* _TASK TO CARRY OUT_
Write out all the data again, exactly as it stands.

* _Stored items from a collection_
---------------
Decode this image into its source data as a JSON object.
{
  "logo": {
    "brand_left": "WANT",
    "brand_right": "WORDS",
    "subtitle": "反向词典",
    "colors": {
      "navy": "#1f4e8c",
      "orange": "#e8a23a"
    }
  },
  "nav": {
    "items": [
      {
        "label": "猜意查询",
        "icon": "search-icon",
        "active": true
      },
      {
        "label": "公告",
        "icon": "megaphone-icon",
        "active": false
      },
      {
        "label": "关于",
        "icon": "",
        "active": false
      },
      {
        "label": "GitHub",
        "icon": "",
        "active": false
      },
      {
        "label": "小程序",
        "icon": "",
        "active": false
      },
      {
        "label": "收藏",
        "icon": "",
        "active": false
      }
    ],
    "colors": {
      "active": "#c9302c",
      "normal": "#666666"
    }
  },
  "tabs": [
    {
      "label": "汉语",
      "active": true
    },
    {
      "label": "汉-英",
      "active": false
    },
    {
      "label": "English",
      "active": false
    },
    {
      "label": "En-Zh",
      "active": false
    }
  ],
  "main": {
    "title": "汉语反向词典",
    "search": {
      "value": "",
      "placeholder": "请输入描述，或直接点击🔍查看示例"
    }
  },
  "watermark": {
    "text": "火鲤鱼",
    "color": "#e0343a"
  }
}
---------------
* _SOLVED PROBLEM_
Decode this image into its source data as a JSON object.
{
  "logo": {
    "brand_left": "WANT",
    "brand_right": "WORDS",
    "subtitle": "反向词典",
    "colors": {
      "navy": "#1f4e8c",
      "orange": "#e8a23a"
    }
  },
  "nav": {
    "items": [
      {
        "label": "猜意查询",
        "icon": "search-icon",
        "active": true
      },
      {
        "label": "公告",
        "icon": "megaphone-icon",
        "active": false
      },
      {
        "label": "关于",
        "icon": "",
        "active": false
      },
      {
        "label": "GitHub",
        "icon": "",
        "active": false
      },
      {
        "label": "小程序",
        "icon": "",
        "active": false
      },
      {
        "label": "收藏",
        "icon": "",
        "active": false
      }
    ],
    "colors": {
      "active": "#c9302c",
      "normal": "#666666"
    }
  },
  "tabs": [
    {
      "label": "汉语",
      "active": true
    },
    {
      "label": "汉-英",
      "active": false
    },
    {
      "label": "English",
      "active": false
    },
    {
      "label": "En-Zh",
      "active": false
    }
  ],
  "main": {
    "title": "汉语反向词典",
    "search": {
      "value": "",
      "placeholder": "请输入描述，或直接点击🔍查看示例"
    }
  },
  "watermark": {
    "text": "火鲤鱼",
    "color": "#e0343a"
  }
}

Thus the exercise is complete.